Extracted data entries
■ ■ ■ ■ ■ ■ ■

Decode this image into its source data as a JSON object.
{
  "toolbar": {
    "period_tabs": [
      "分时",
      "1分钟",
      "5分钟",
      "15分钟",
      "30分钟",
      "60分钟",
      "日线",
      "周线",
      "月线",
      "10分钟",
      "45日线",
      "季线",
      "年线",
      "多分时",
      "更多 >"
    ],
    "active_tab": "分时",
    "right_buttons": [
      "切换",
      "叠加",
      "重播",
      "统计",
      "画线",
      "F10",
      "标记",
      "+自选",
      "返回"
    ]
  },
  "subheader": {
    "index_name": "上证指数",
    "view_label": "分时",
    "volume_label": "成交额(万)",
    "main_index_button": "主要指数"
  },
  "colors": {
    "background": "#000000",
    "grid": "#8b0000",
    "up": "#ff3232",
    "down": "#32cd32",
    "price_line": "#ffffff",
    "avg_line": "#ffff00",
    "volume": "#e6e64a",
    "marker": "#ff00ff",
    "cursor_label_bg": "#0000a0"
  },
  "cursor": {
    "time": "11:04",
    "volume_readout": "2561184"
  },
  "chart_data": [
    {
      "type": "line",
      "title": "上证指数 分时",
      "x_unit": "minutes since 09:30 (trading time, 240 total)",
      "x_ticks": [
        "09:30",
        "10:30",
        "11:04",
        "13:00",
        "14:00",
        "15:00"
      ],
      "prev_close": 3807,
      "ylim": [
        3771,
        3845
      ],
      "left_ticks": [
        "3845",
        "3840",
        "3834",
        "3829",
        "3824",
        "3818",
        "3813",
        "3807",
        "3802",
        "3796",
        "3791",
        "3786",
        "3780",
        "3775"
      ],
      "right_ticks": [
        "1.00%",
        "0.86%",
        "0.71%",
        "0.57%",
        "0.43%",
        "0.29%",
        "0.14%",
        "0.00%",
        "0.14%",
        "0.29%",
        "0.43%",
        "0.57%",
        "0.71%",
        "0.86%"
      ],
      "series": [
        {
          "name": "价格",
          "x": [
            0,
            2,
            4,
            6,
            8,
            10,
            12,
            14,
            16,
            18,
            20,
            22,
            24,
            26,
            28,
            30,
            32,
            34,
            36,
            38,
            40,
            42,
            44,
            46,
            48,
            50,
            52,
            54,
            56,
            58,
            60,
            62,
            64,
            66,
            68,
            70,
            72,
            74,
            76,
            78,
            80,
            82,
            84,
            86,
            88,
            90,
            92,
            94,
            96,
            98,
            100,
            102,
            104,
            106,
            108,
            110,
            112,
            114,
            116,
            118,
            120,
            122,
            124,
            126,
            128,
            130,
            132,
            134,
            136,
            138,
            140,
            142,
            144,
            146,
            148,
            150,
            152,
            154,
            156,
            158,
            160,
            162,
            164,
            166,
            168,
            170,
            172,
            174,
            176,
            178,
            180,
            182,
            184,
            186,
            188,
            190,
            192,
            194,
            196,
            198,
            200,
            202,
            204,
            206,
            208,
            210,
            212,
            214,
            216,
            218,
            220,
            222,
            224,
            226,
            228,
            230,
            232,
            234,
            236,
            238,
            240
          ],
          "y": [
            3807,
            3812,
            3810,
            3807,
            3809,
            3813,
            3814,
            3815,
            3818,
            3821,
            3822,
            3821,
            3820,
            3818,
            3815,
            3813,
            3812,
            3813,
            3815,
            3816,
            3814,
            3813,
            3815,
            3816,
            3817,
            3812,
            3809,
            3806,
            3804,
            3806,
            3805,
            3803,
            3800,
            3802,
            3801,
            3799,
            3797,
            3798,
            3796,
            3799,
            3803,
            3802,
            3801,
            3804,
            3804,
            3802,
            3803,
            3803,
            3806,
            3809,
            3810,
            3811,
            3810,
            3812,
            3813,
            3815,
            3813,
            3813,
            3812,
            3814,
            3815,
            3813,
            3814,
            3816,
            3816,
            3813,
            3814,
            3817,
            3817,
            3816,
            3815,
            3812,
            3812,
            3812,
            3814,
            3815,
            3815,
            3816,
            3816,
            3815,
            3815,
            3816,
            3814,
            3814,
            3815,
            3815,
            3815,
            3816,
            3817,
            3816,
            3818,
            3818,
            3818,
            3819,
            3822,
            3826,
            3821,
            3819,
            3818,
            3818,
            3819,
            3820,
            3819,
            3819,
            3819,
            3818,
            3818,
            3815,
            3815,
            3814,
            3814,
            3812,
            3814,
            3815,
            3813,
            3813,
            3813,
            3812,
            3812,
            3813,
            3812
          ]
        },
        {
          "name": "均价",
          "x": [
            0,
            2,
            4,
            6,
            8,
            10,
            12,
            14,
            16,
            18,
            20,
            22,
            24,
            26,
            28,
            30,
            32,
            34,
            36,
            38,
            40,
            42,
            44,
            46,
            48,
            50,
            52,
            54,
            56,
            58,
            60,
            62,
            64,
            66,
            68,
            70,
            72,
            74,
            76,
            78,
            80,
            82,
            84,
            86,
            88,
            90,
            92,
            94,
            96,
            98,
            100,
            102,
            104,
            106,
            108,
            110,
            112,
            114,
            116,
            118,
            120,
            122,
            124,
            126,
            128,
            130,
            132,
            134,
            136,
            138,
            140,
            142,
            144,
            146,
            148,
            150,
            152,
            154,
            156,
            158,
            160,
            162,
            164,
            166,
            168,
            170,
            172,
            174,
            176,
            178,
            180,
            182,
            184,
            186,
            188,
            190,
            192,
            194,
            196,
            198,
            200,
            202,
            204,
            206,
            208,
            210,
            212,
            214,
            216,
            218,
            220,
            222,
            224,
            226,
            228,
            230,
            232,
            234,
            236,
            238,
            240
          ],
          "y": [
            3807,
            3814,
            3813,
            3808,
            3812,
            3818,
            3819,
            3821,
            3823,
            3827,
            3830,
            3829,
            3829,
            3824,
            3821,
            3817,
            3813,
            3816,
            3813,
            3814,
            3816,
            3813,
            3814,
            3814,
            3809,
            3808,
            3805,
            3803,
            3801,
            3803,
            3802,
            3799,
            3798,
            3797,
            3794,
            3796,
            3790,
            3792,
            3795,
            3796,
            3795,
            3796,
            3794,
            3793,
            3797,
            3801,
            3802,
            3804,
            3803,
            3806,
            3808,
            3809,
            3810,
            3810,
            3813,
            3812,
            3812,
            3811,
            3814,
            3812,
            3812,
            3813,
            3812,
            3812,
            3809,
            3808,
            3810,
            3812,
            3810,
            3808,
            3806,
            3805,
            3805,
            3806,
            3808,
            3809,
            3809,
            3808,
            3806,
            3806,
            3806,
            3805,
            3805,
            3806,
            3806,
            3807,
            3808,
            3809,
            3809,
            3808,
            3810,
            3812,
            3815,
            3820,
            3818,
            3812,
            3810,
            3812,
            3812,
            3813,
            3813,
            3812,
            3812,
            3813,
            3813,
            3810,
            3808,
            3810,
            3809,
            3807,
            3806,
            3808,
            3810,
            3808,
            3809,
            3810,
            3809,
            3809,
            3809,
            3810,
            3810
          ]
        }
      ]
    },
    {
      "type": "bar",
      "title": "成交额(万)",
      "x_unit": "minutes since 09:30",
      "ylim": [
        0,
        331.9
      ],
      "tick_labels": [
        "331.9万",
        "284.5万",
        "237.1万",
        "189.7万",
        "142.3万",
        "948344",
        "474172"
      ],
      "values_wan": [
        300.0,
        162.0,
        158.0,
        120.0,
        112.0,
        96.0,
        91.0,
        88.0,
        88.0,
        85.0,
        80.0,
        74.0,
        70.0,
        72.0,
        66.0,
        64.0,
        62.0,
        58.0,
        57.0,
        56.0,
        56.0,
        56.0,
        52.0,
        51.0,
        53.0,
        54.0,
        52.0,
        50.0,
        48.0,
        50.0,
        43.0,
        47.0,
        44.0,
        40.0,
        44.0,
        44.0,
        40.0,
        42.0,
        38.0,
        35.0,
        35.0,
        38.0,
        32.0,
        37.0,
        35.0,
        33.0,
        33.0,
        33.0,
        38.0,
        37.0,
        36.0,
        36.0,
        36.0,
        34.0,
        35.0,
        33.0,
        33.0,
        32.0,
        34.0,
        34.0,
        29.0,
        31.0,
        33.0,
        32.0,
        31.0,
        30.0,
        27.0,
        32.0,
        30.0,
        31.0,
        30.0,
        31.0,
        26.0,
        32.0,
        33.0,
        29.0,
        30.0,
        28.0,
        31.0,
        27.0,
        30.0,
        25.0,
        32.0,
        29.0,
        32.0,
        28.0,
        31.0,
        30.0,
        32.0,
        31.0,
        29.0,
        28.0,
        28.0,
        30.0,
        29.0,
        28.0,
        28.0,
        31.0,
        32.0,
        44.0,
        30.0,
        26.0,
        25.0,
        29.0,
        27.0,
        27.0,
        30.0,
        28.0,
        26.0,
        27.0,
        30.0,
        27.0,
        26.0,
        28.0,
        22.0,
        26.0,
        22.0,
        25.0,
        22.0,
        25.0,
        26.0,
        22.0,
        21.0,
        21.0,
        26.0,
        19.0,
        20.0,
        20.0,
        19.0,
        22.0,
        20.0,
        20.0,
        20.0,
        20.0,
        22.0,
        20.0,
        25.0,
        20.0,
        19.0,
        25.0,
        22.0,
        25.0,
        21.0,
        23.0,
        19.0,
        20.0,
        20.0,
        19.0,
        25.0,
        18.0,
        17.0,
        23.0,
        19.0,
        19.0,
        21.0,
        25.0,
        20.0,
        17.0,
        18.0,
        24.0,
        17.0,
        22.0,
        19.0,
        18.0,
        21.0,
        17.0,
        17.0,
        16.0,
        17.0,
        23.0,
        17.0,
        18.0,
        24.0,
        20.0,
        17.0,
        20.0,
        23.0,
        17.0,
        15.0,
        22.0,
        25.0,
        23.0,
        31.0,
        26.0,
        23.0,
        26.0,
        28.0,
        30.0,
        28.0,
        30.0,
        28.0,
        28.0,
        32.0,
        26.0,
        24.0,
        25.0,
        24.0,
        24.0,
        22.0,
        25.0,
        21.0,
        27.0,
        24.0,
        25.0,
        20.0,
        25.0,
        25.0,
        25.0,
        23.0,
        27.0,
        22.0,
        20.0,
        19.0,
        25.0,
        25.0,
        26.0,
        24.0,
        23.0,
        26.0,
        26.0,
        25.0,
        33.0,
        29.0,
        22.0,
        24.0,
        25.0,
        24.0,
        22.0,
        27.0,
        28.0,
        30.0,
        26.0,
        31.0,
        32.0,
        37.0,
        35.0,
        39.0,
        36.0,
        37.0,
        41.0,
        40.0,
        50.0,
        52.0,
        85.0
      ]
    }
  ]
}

■ ■ ■ ■ ■ ■ ■

— Problem description —
Report each line of the material above where the word "minutes" appears.

— Result —
      "x_unit": "minutes since 09:30 (trading time, 240 total)",
      "x_unit": "minutes since 09:30",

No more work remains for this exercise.